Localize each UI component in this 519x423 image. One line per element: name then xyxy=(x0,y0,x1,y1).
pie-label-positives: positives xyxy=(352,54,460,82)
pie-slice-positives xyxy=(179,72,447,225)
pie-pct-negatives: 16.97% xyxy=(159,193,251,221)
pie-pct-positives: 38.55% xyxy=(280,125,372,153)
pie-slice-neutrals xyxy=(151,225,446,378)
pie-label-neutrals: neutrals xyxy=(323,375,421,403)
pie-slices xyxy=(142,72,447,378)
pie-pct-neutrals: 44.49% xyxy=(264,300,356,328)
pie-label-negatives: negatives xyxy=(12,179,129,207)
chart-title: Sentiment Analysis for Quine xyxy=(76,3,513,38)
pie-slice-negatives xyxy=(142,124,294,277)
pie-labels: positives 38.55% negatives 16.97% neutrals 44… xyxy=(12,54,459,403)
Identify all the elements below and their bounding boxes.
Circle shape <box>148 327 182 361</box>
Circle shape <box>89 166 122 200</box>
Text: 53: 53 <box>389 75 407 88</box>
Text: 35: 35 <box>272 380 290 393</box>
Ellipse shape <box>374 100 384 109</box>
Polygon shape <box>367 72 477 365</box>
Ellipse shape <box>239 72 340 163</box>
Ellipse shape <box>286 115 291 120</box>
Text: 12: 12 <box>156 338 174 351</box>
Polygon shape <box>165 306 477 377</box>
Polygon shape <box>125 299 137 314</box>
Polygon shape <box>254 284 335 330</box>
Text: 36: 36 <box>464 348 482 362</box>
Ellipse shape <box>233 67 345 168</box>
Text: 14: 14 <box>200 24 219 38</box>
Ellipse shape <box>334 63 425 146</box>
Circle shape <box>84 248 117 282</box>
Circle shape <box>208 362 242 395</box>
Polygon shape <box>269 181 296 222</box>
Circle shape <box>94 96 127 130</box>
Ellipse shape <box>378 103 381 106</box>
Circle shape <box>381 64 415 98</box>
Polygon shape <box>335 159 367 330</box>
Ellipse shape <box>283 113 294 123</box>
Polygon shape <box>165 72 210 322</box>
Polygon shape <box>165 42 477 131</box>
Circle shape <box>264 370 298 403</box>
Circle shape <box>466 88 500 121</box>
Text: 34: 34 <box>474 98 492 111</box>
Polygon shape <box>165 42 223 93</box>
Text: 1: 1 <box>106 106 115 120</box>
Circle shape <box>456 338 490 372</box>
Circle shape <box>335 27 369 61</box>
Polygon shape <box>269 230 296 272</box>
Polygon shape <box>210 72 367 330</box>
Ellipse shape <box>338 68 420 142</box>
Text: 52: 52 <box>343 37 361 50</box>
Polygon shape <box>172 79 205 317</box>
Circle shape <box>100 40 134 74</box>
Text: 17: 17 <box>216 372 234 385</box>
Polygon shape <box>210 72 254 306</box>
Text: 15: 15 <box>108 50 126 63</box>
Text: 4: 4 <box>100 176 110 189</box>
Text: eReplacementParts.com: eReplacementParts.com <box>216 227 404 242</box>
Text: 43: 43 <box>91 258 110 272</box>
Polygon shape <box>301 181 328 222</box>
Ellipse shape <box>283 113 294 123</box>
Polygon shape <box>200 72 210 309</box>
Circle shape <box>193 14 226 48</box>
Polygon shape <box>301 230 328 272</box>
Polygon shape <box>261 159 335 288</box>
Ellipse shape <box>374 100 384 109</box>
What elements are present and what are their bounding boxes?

--------------------------------

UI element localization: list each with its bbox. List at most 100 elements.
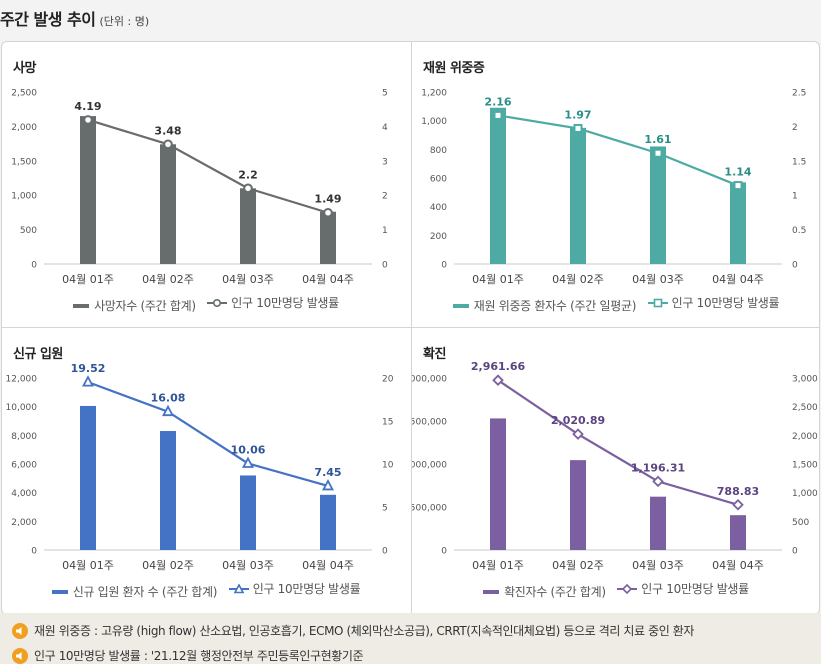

--------------------------------

### Requirement
Please copy the rows starting at the line containing "Localize each UI" and ending at the line containing "pie-pct-neutrals: 44.49% xyxy=(264,300,356,328)", both included.

### Correct output
Localize each UI component in this 519x423 image. One line per element: name then xyxy=(x0,y0,x1,y1).
pie-label-positives: positives xyxy=(352,54,460,82)
pie-slice-positives xyxy=(179,72,447,225)
pie-pct-negatives: 16.97% xyxy=(159,193,251,221)
pie-pct-positives: 38.55% xyxy=(280,125,372,153)
pie-slice-neutrals xyxy=(151,225,446,378)
pie-label-neutrals: neutrals xyxy=(323,375,421,403)
pie-slices xyxy=(142,72,447,378)
pie-pct-neutrals: 44.49% xyxy=(264,300,356,328)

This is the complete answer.